(Problem): Reproduce exactly the lines from the one containing "Decode this image" through the end of the entries, including both. Drop the pictures.

Stored items from a collection
****
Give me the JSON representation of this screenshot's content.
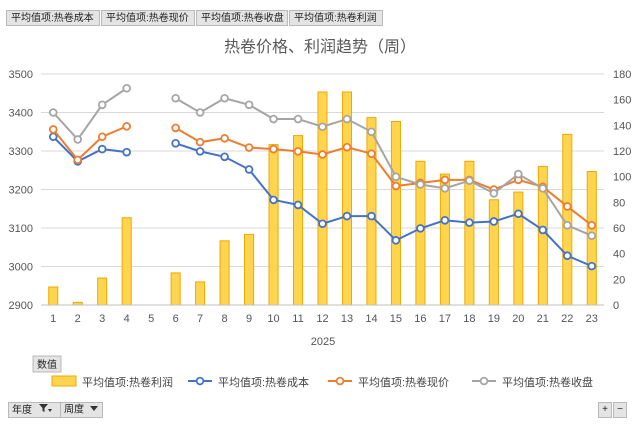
{
  "field_buttons": [
    "平均值项:热卷成本",
    "平均值项:热卷现价",
    "平均值项:热卷收盘",
    "平均值项:热卷利润"
  ],
  "values_label": "数值",
  "axis_fields": [
    {
      "label": "年度",
      "icon": "filter-icon"
    },
    {
      "label": "周度",
      "icon": "dropdown-icon"
    }
  ],
  "zoom_buttons": [
    "+",
    "−"
  ],
  "colors": {
    "bar": "#ffd54f",
    "bar_edge": "#f0a800",
    "cost": "#4472c4",
    "price": "#ed7d31",
    "close": "#a5a5a5"
  },
  "chart_data": {
    "type": "bar+line",
    "title": "热卷价格、利润趋势（周）",
    "x": [
      1,
      2,
      3,
      4,
      5,
      6,
      7,
      8,
      9,
      10,
      11,
      12,
      13,
      14,
      15,
      16,
      17,
      18,
      19,
      20,
      21,
      22,
      23
    ],
    "x_group_label": "2025",
    "y_left": {
      "min": 2900,
      "max": 3500,
      "ticks": [
        2900,
        3000,
        3100,
        3200,
        3300,
        3400,
        3500
      ]
    },
    "y_right": {
      "min": 0,
      "max": 180,
      "ticks": [
        0,
        20,
        40,
        60,
        80,
        100,
        120,
        140,
        160,
        180
      ]
    },
    "grid": true,
    "legend_position": "bottom",
    "bar_series": {
      "name": "平均值项:热卷利润",
      "axis": "right",
      "values": [
        14,
        2,
        21,
        68,
        null,
        25,
        18,
        50,
        55,
        125,
        132,
        166,
        166,
        146,
        143,
        112,
        102,
        112,
        82,
        88,
        108,
        133,
        104
      ]
    },
    "line_series": [
      {
        "name": "平均值项:热卷成本",
        "axis": "left",
        "color": "#4472c4",
        "values": [
          3337,
          3273,
          3305,
          3297,
          null,
          3320,
          3299,
          3285,
          3252,
          3173,
          3160,
          3111,
          3131,
          3131,
          3068,
          3099,
          3120,
          3114,
          3117,
          3137,
          3095,
          3028,
          3001
        ]
      },
      {
        "name": "平均值项:热卷现价",
        "axis": "left",
        "color": "#ed7d31",
        "values": [
          3356,
          3277,
          3337,
          3364,
          null,
          3360,
          3323,
          3333,
          3309,
          3305,
          3299,
          3291,
          3310,
          3293,
          3209,
          3217,
          3225,
          3225,
          3200,
          3225,
          3207,
          3156,
          3107
        ]
      },
      {
        "name": "平均值项:热卷收盘",
        "axis": "left",
        "color": "#a5a5a5",
        "values": [
          3400,
          3330,
          3420,
          3463,
          null,
          3437,
          3400,
          3437,
          3420,
          3383,
          3383,
          3363,
          3383,
          3350,
          3233,
          3213,
          3203,
          3223,
          3190,
          3240,
          3203,
          3107,
          3080
        ]
      }
    ]
  }
}
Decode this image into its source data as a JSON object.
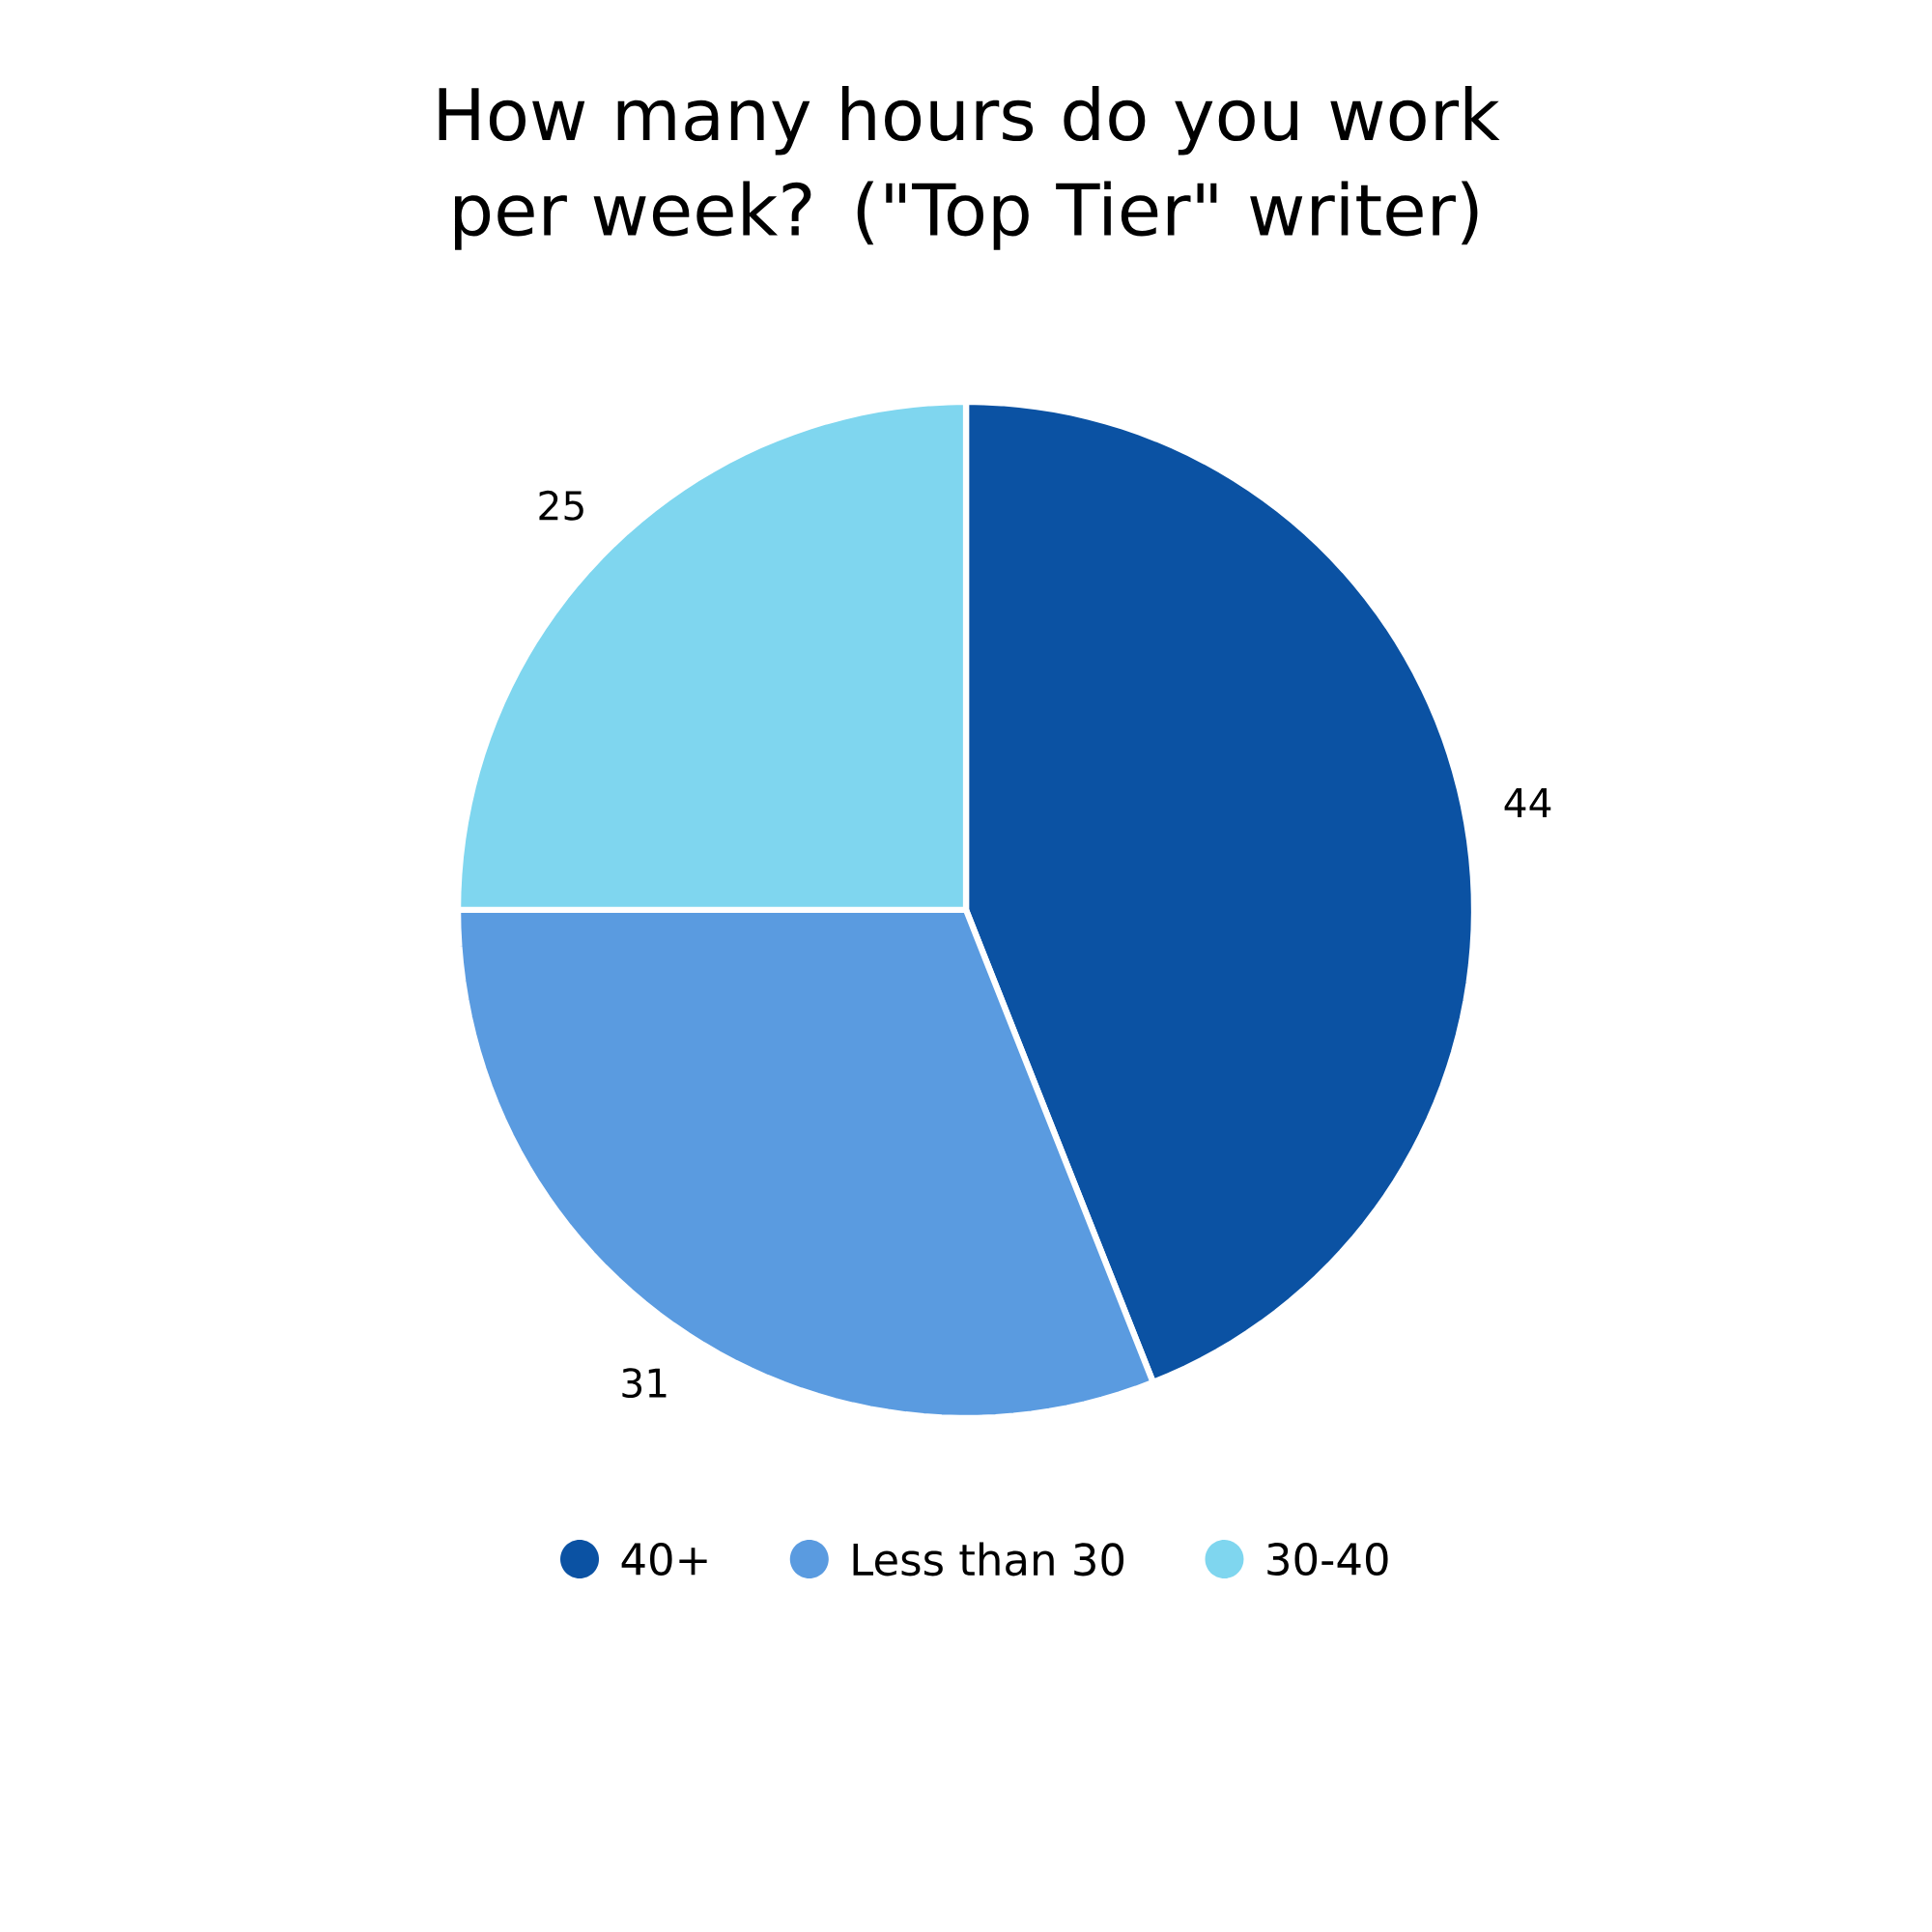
{
  "chart_data": {
    "type": "pie",
    "title": "How many hours do you work per week? (\"Top Tier\" writer)",
    "categories": [
      "40+",
      "Less than 30",
      "30-40"
    ],
    "values": [
      44,
      31,
      25
    ],
    "colors": [
      "#0b52a3",
      "#5a9be0",
      "#7fd6ef"
    ],
    "data_labels": true,
    "legend": "bottom"
  }
}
****
(Complete output):
Decode this image into its source data as a JSON object.
{
  "chart_data": {
    "type": "pie",
    "title": "How many hours do you work per week? (\"Top Tier\" writer)",
    "categories": [
      "40+",
      "Less than 30",
      "30-40"
    ],
    "values": [
      44,
      31,
      25
    ],
    "colors": [
      "#0b52a3",
      "#5a9be0",
      "#7fd6ef"
    ],
    "data_labels": true,
    "legend": "bottom"
  }
}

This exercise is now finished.